# start of STORED RECORDS
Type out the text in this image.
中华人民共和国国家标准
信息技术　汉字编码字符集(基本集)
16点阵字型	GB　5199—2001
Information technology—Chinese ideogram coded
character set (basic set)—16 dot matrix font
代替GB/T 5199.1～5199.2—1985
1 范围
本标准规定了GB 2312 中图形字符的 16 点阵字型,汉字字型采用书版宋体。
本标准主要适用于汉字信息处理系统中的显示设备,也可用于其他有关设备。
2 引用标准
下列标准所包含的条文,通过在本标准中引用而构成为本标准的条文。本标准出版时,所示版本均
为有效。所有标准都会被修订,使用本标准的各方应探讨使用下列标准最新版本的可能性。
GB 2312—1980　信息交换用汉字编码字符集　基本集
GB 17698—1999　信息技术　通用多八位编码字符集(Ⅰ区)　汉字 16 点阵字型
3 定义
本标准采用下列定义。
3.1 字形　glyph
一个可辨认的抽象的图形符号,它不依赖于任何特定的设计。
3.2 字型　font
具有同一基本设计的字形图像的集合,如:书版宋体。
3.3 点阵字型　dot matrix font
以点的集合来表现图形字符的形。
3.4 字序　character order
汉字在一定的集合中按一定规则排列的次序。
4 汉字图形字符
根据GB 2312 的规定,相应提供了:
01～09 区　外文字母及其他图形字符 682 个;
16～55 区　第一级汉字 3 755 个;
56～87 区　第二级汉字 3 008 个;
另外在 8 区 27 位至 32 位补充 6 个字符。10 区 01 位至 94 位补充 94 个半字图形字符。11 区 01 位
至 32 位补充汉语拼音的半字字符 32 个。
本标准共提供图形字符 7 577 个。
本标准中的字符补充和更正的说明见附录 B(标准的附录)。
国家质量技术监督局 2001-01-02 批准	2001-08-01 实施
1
# end of STORED RECORDS
- DIRECTIONS -
Make an exact copy of every entry.

- RIGHT ANSWER -
Type out the text in this image.
中华人民共和国国家标准
信息技术　汉字编码字符集(基本集)
16点阵字型	GB　5199—2001
Information technology—Chinese ideogram coded
character set (basic set)—16 dot matrix font
代替GB/T 5199.1～5199.2—1985
1 范围
本标准规定了GB 2312 中图形字符的 16 点阵字型,汉字字型采用书版宋体。
本标准主要适用于汉字信息处理系统中的显示设备,也可用于其他有关设备。
2 引用标准
下列标准所包含的条文,通过在本标准中引用而构成为本标准的条文。本标准出版时,所示版本均
为有效。所有标准都会被修订,使用本标准的各方应探讨使用下列标准最新版本的可能性。
GB 2312—1980　信息交换用汉字编码字符集　基本集
GB 17698—1999　信息技术　通用多八位编码字符集(Ⅰ区)　汉字 16 点阵字型
3 定义
本标准采用下列定义。
3.1 字形　glyph
一个可辨认的抽象的图形符号,它不依赖于任何特定的设计。
3.2 字型　font
具有同一基本设计的字形图像的集合,如:书版宋体。
3.3 点阵字型　dot matrix font
以点的集合来表现图形字符的形。
3.4 字序　character order
汉字在一定的集合中按一定规则排列的次序。
4 汉字图形字符
根据GB 2312 的规定,相应提供了:
01～09 区　外文字母及其他图形字符 682 个;
16～55 区　第一级汉字 3 755 个;
56～87 区　第二级汉字 3 008 个;
另外在 8 区 27 位至 32 位补充 6 个字符。10 区 01 位至 94 位补充 94 个半字图形字符。11 区 01 位
至 32 位补充汉语拼音的半字字符 32 个。
本标准共提供图形字符 7 577 个。
本标准中的字符补充和更正的说明见附录 B(标准的附录)。
国家质量技术监督局 2001-01-02 批准	2001-08-01 实施
1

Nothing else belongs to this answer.